#### Excerpt:
============
Roberts v. Inland Salvage Inc
Filing
130
ORDER granting 122 Motion for Partial Summary Judgment. Signed by Judge Jay C. Zainey. (jrc)
UNITED STATES DISTRICT COURT
EASTERN DISTRICT OF LOUISIANA
KENNETH ROBERTS
CIVIL ACTION
VERSUS
NO. 14-1929
INLAND SALVAGE, INC.
SECTION A (4)
ORDER AND REASONS
Before the Court is a Motion for Partial Summary Judgment Regarding
Unseaworthiness (Rec. Doc. 122) filed by Defendants: Hiscox Dedicated Corporate Member
Limited and Catlin Syndicate Limited Subscribing to Covernote NO4MM-34-1049-03, and Chubb
Syndicate 1882 (hereinafter collectively referred to as “Defendants”). Defendants also filed a
Supplemental Memorandum in Support of their Motion for Partial Summary Judgment Regarding
Unseaworthiness. (Rec. Doc. 128). Plaintiff Kenneth Roberts (“Roberts”) has filed a response to
this motion. (Rec. Doc. 129). The motion, set for submission on March 7, 2018, is before the
Court on the briefs without oral argument. 1 This matter is set as a jury trial beginning on May 14,
2018 at 8:30 a.m. Having considered the motion and memoranda of counsel, the record, and the
applicable law, the Court finds that the Defendants’ motion should be GRANTED for the reasons
set forth below.
============
#### Source excerpt:
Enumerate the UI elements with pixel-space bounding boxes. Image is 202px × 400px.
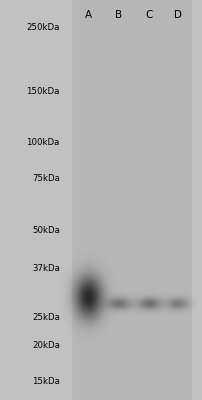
============
#### Tasks to perform:
a – Translate this sentence from the court order into Spanish: "This matter is set as a jury trial beginning on May 14, 2018 at 8:30 a.m."
b – Repeat word for word the passage of the court order that opens with the words containing "Roberts v. Inland" and closes with "SECTION A (4)".

#### Solution list:
a – Este asunto está programado como un juicio con jurado que comienza el 14 de mayo de 2018 a las 8:30 a. m.

b –
Roberts v. Inland Salvage Inc
Filing
130
ORDER granting 122 Motion for Partial Summary Judgment. Signed by Judge Jay C. Zainey. (jrc)
UNITED STATES DISTRICT COURT
EASTERN DISTRICT OF LOUISIANA
KENNETH ROBERTS
CIVIL ACTION
VERSUS
NO. 14-1929
INLAND SALVAGE, INC.
SECTION A (4)